- **Given problem**:
Repeat the material exactly, every line of it.

____

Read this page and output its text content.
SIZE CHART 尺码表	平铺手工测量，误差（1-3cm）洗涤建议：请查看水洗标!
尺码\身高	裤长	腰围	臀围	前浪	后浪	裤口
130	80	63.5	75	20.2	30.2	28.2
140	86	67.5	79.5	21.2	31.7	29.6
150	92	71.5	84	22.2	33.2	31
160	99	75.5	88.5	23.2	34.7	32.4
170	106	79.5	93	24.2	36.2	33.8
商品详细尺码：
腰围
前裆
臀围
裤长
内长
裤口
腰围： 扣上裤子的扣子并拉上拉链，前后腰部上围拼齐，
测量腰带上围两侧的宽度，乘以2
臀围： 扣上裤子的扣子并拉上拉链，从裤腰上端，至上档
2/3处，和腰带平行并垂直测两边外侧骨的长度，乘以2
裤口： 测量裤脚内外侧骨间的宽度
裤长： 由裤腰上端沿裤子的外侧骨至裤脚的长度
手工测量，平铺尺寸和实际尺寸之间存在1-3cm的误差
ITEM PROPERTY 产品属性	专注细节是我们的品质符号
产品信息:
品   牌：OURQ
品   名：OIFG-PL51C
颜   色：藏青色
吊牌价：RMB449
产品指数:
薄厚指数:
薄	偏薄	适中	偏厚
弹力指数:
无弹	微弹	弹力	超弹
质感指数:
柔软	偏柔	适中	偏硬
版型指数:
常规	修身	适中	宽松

____

- **Response**:
Read this page and output its text content.
SIZE CHART 尺码表	平铺手工测量，误差（1-3cm）洗涤建议：请查看水洗标!
尺码\身高	裤长	腰围	臀围	前浪	后浪	裤口
130	80	63.5	75	20.2	30.2	28.2
140	86	67.5	79.5	21.2	31.7	29.6
150	92	71.5	84	22.2	33.2	31
160	99	75.5	88.5	23.2	34.7	32.4
170	106	79.5	93	24.2	36.2	33.8
商品详细尺码：
腰围
前裆
臀围
裤长
内长
裤口
腰围： 扣上裤子的扣子并拉上拉链，前后腰部上围拼齐，
测量腰带上围两侧的宽度，乘以2
臀围： 扣上裤子的扣子并拉上拉链，从裤腰上端，至上档
2/3处，和腰带平行并垂直测两边外侧骨的长度，乘以2
裤口： 测量裤脚内外侧骨间的宽度
裤长： 由裤腰上端沿裤子的外侧骨至裤脚的长度
手工测量，平铺尺寸和实际尺寸之间存在1-3cm的误差
ITEM PROPERTY 产品属性	专注细节是我们的品质符号
产品信息:
品   牌：OURQ
品   名：OIFG-PL51C
颜   色：藏青色
吊牌价：RMB449
产品指数:
薄厚指数:
薄	偏薄	适中	偏厚
弹力指数:
无弹	微弹	弹力	超弹
质感指数:
柔软	偏柔	适中	偏硬
版型指数:
常规	修身	适中	宽松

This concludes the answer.